▽
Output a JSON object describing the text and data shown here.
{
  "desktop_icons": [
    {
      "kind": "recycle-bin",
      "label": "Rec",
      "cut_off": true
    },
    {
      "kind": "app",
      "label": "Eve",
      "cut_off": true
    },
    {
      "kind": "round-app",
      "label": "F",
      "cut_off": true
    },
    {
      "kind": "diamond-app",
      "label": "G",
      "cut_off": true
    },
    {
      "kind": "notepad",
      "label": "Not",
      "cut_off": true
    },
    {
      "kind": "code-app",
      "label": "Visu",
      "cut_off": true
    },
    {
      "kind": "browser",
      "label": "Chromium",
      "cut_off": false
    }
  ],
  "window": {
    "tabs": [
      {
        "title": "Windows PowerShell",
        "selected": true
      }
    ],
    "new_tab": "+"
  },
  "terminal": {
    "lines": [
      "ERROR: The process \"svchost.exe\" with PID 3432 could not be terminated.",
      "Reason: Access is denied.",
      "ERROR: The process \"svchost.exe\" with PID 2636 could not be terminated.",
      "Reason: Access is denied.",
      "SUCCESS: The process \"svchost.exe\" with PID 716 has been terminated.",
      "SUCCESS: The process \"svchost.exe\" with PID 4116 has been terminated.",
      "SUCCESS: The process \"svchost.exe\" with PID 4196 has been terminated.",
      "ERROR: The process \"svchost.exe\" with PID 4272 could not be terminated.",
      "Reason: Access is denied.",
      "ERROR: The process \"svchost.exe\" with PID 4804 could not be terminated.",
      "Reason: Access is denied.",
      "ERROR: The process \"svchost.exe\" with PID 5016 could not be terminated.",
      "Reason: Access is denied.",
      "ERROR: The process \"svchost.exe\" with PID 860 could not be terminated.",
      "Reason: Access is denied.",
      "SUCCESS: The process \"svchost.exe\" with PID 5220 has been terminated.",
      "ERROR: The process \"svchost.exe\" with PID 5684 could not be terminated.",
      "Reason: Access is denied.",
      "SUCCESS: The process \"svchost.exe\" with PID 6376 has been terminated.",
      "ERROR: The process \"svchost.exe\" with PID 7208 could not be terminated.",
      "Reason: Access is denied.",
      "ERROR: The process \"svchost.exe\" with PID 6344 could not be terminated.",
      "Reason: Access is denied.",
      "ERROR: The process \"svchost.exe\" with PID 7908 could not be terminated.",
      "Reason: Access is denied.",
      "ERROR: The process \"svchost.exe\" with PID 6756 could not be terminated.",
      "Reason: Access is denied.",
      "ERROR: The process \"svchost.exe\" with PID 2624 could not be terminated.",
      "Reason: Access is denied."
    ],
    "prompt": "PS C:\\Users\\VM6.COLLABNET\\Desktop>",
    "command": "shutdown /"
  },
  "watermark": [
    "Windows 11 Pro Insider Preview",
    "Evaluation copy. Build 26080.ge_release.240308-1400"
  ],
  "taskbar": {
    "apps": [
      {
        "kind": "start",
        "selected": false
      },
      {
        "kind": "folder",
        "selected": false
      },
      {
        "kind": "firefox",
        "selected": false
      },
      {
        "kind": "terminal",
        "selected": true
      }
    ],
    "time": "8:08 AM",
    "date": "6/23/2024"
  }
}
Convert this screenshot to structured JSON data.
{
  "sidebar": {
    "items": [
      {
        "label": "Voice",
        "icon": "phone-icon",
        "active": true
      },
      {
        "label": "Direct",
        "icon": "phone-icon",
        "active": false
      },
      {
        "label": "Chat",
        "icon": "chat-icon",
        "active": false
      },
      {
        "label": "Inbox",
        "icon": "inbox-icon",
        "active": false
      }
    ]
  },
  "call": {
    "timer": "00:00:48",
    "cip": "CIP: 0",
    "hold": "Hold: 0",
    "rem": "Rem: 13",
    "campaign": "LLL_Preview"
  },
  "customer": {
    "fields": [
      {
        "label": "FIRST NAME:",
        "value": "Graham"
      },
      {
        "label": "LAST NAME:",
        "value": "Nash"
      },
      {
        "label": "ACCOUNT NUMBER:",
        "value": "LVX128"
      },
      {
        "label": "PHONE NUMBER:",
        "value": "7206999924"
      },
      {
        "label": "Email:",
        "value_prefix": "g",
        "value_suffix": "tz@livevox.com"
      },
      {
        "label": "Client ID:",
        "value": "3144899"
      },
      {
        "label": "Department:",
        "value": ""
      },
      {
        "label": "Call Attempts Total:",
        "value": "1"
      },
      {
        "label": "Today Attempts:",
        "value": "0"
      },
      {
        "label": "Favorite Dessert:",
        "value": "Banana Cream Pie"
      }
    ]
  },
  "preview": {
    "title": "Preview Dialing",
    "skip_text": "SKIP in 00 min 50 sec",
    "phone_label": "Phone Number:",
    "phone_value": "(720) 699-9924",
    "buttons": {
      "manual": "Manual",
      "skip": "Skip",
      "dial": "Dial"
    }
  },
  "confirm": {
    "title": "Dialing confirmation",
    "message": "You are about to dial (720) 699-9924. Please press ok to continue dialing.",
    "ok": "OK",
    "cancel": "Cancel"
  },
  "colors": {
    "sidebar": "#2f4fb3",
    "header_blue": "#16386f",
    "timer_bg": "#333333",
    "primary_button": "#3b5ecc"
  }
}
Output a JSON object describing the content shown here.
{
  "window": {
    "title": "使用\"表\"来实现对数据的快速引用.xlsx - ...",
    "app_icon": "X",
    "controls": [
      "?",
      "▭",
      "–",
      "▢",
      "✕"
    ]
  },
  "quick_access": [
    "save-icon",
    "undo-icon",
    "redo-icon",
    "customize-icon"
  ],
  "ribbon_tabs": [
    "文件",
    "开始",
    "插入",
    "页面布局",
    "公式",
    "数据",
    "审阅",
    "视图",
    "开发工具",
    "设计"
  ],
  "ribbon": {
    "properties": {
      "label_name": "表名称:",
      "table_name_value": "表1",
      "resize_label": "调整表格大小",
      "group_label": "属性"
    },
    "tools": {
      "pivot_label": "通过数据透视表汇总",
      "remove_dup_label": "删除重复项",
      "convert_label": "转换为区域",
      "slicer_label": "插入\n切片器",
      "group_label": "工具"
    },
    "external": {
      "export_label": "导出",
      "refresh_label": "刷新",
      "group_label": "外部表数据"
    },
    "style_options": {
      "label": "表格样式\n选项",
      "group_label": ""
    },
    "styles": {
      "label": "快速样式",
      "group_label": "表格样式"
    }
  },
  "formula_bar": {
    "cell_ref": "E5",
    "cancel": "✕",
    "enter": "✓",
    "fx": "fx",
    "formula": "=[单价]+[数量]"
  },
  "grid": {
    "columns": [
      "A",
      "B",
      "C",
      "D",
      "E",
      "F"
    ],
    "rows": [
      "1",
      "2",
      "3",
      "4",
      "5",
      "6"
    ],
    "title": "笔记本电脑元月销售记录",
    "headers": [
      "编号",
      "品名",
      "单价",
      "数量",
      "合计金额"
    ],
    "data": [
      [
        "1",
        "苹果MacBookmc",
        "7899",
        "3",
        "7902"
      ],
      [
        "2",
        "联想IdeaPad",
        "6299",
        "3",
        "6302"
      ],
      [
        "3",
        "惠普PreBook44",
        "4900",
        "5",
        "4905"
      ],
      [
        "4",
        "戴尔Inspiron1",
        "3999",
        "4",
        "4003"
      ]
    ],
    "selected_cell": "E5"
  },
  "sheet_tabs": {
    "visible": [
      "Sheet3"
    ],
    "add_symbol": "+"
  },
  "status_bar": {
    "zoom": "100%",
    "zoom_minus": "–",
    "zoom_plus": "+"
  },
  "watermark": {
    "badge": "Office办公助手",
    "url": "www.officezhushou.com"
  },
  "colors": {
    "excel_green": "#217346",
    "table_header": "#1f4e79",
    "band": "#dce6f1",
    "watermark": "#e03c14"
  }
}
△
▶ _SET EXERCISE_: Without leaving anything out, give the entries again exactly.

▶ _OUTPUT FOR THIS TASK_:
Output a JSON object describing the text and data shown here.
{
  "desktop_icons": [
    {
      "kind": "recycle-bin",
      "label": "Rec",
      "cut_off": true
    },
    {
      "kind": "app",
      "label": "Eve",
      "cut_off": true
    },
    {
      "kind": "round-app",
      "label": "F",
      "cut_off": true
    },
    {
      "kind": "diamond-app",
      "label": "G",
      "cut_off": true
    },
    {
      "kind": "notepad",
      "label": "Not",
      "cut_off": true
    },
    {
      "kind": "code-app",
      "label": "Visu",
      "cut_off": true
    },
    {
      "kind": "browser",
      "label": "Chromium",
      "cut_off": false
    }
  ],
  "window": {
    "tabs": [
      {
        "title": "Windows PowerShell",
        "selected": true
      }
    ],
    "new_tab": "+"
  },
  "terminal": {
    "lines": [
      "ERROR: The process \"svchost.exe\" with PID 3432 could not be terminated.",
      "Reason: Access is denied.",
      "ERROR: The process \"svchost.exe\" with PID 2636 could not be terminated.",
      "Reason: Access is denied.",
      "SUCCESS: The process \"svchost.exe\" with PID 716 has been terminated.",
      "SUCCESS: The process \"svchost.exe\" with PID 4116 has been terminated.",
      "SUCCESS: The process \"svchost.exe\" with PID 4196 has been terminated.",
      "ERROR: The process \"svchost.exe\" with PID 4272 could not be terminated.",
      "Reason: Access is denied.",
      "ERROR: The process \"svchost.exe\" with PID 4804 could not be terminated.",
      "Reason: Access is denied.",
      "ERROR: The process \"svchost.exe\" with PID 5016 could not be terminated.",
      "Reason: Access is denied.",
      "ERROR: The process \"svchost.exe\" with PID 860 could not be terminated.",
      "Reason: Access is denied.",
      "SUCCESS: The process \"svchost.exe\" with PID 5220 has been terminated.",
      "ERROR: The process \"svchost.exe\" with PID 5684 could not be terminated.",
      "Reason: Access is denied.",
      "SUCCESS: The process \"svchost.exe\" with PID 6376 has been terminated.",
      "ERROR: The process \"svchost.exe\" with PID 7208 could not be terminated.",
      "Reason: Access is denied.",
      "ERROR: The process \"svchost.exe\" with PID 6344 could not be terminated.",
      "Reason: Access is denied.",
      "ERROR: The process \"svchost.exe\" with PID 7908 could not be terminated.",
      "Reason: Access is denied.",
      "ERROR: The process \"svchost.exe\" with PID 6756 could not be terminated.",
      "Reason: Access is denied.",
      "ERROR: The process \"svchost.exe\" with PID 2624 could not be terminated.",
      "Reason: Access is denied."
    ],
    "prompt": "PS C:\\Users\\VM6.COLLABNET\\Desktop>",
    "command": "shutdown /"
  },
  "watermark": [
    "Windows 11 Pro Insider Preview",
    "Evaluation copy. Build 26080.ge_release.240308-1400"
  ],
  "taskbar": {
    "apps": [
      {
        "kind": "start",
        "selected": false
      },
      {
        "kind": "folder",
        "selected": false
      },
      {
        "kind": "firefox",
        "selected": false
      },
      {
        "kind": "terminal",
        "selected": true
      }
    ],
    "time": "8:08 AM",
    "date": "6/23/2024"
  }
}
Convert this screenshot to structured JSON data.
{
  "sidebar": {
    "items": [
      {
        "label": "Voice",
        "icon": "phone-icon",
        "active": true
      },
      {
        "label": "Direct",
        "icon": "phone-icon",
        "active": false
      },
      {
        "label": "Chat",
        "icon": "chat-icon",
        "active": false
      },
      {
        "label": "Inbox",
        "icon": "inbox-icon",
        "active": false
      }
    ]
  },
  "call": {
    "timer": "00:00:48",
    "cip": "CIP: 0",
    "hold": "Hold: 0",
    "rem": "Rem: 13",
    "campaign": "LLL_Preview"
  },
  "customer": {
    "fields": [
      {
        "label": "FIRST NAME:",
        "value": "Graham"
      },
      {
        "label": "LAST NAME:",
        "value": "Nash"
      },
      {
        "label": "ACCOUNT NUMBER:",
        "value": "LVX128"
      },
      {
        "label": "PHONE NUMBER:",
        "value": "7206999924"
      },
      {
        "label": "Email:",
        "value_prefix": "g",
        "value_suffix": "tz@livevox.com"
      },
      {
        "label": "Client ID:",
        "value": "3144899"
      },
      {
        "label": "Department:",
        "value": ""
      },
      {
        "label": "Call Attempts Total:",
        "value": "1"
      },
      {
        "label": "Today Attempts:",
        "value": "0"
      },
      {
        "label": "Favorite Dessert:",
        "value": "Banana Cream Pie"
      }
    ]
  },
  "preview": {
    "title": "Preview Dialing",
    "skip_text": "SKIP in 00 min 50 sec",
    "phone_label": "Phone Number:",
    "phone_value": "(720) 699-9924",
    "buttons": {
      "manual": "Manual",
      "skip": "Skip",
      "dial": "Dial"
    }
  },
  "confirm": {
    "title": "Dialing confirmation",
    "message": "You are about to dial (720) 699-9924. Please press ok to continue dialing.",
    "ok": "OK",
    "cancel": "Cancel"
  },
  "colors": {
    "sidebar": "#2f4fb3",
    "header_blue": "#16386f",
    "timer_bg": "#333333",
    "primary_button": "#3b5ecc"
  }
}
Output a JSON object describing the content shown here.
{
  "window": {
    "title": "使用\"表\"来实现对数据的快速引用.xlsx - ...",
    "app_icon": "X",
    "controls": [
      "?",
      "▭",
      "–",
      "▢",
      "✕"
    ]
  },
  "quick_access": [
    "save-icon",
    "undo-icon",
    "redo-icon",
    "customize-icon"
  ],
  "ribbon_tabs": [
    "文件",
    "开始",
    "插入",
    "页面布局",
    "公式",
    "数据",
    "审阅",
    "视图",
    "开发工具",
    "设计"
  ],
  "ribbon": {
    "properties": {
      "label_name": "表名称:",
      "table_name_value": "表1",
      "resize_label": "调整表格大小",
      "group_label": "属性"
    },
    "tools": {
      "pivot_label": "通过数据透视表汇总",
      "remove_dup_label": "删除重复项",
      "convert_label": "转换为区域",
      "slicer_label": "插入\n切片器",
      "group_label": "工具"
    },
    "external": {
      "export_label": "导出",
      "refresh_label": "刷新",
      "group_label": "外部表数据"
    },
    "style_options": {
      "label": "表格样式\n选项",
      "group_label": ""
    },
    "styles": {
      "label": "快速样式",
      "group_label": "表格样式"
    }
  },
  "formula_bar": {
    "cell_ref": "E5",
    "cancel": "✕",
    "enter": "✓",
    "fx": "fx",
    "formula": "=[单价]+[数量]"
  },
  "grid": {
    "columns": [
      "A",
      "B",
      "C",
      "D",
      "E",
      "F"
    ],
    "rows": [
      "1",
      "2",
      "3",
      "4",
      "5",
      "6"
    ],
    "title": "笔记本电脑元月销售记录",
    "headers": [
      "编号",
      "品名",
      "单价",
      "数量",
      "合计金额"
    ],
    "data": [
      [
        "1",
        "苹果MacBookmc",
        "7899",
        "3",
        "7902"
      ],
      [
        "2",
        "联想IdeaPad",
        "6299",
        "3",
        "6302"
      ],
      [
        "3",
        "惠普PreBook44",
        "4900",
        "5",
        "4905"
      ],
      [
        "4",
        "戴尔Inspiron1",
        "3999",
        "4",
        "4003"
      ]
    ],
    "selected_cell": "E5"
  },
  "sheet_tabs": {
    "visible": [
      "Sheet3"
    ],
    "add_symbol": "+"
  },
  "status_bar": {
    "zoom": "100%",
    "zoom_minus": "–",
    "zoom_plus": "+"
  },
  "watermark": {
    "badge": "Office办公助手",
    "url": "www.officezhushou.com"
  },
  "colors": {
    "excel_green": "#217346",
    "table_header": "#1f4e79",
    "band": "#dce6f1",
    "watermark": "#e03c14"
  }
}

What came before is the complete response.